§ **PROBLEM REQUIREMENTS**
Omit every picture, then give all the entries again exactly.
— Start DATA SUPPLIED —
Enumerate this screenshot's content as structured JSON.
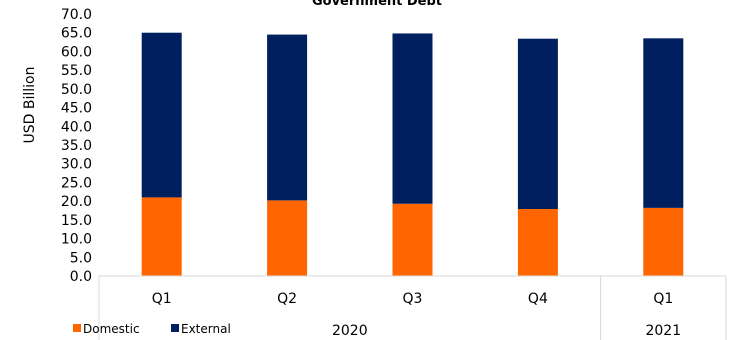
{
  "chart_data": {
    "type": "bar",
    "stacked": true,
    "title": "Government Debt",
    "ylabel": "USD Billion",
    "ylim": [
      0,
      70
    ],
    "ytick_step": 5,
    "categories": [
      "Q1",
      "Q2",
      "Q3",
      "Q4",
      "Q1"
    ],
    "groups": [
      {
        "label": "2020",
        "count": 4
      },
      {
        "label": "2021",
        "count": 1
      }
    ],
    "series": [
      {
        "name": "Domestic",
        "color": "#FF6600",
        "values": [
          21.0,
          20.2,
          19.3,
          17.9,
          18.2
        ]
      },
      {
        "name": "External",
        "color": "#001F5F",
        "values": [
          44.0,
          44.3,
          45.5,
          45.5,
          45.3
        ]
      }
    ],
    "legend_position": "bottom-left",
    "grid": false
  }
}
— End DATA SUPPLIED —
§ **SOLUTION TO THIS TASK**
Enumerate this screenshot's content as structured JSON.
{
  "chart_data": {
    "type": "bar",
    "stacked": true,
    "title": "Government Debt",
    "ylabel": "USD Billion",
    "ylim": [
      0,
      70
    ],
    "ytick_step": 5,
    "categories": [
      "Q1",
      "Q2",
      "Q3",
      "Q4",
      "Q1"
    ],
    "groups": [
      {
        "label": "2020",
        "count": 4
      },
      {
        "label": "2021",
        "count": 1
      }
    ],
    "series": [
      {
        "name": "Domestic",
        "color": "#FF6600",
        "values": [
          21.0,
          20.2,
          19.3,
          17.9,
          18.2
        ]
      },
      {
        "name": "External",
        "color": "#001F5F",
        "values": [
          44.0,
          44.3,
          45.5,
          45.5,
          45.3
        ]
      }
    ],
    "legend_position": "bottom-left",
    "grid": false
  }
}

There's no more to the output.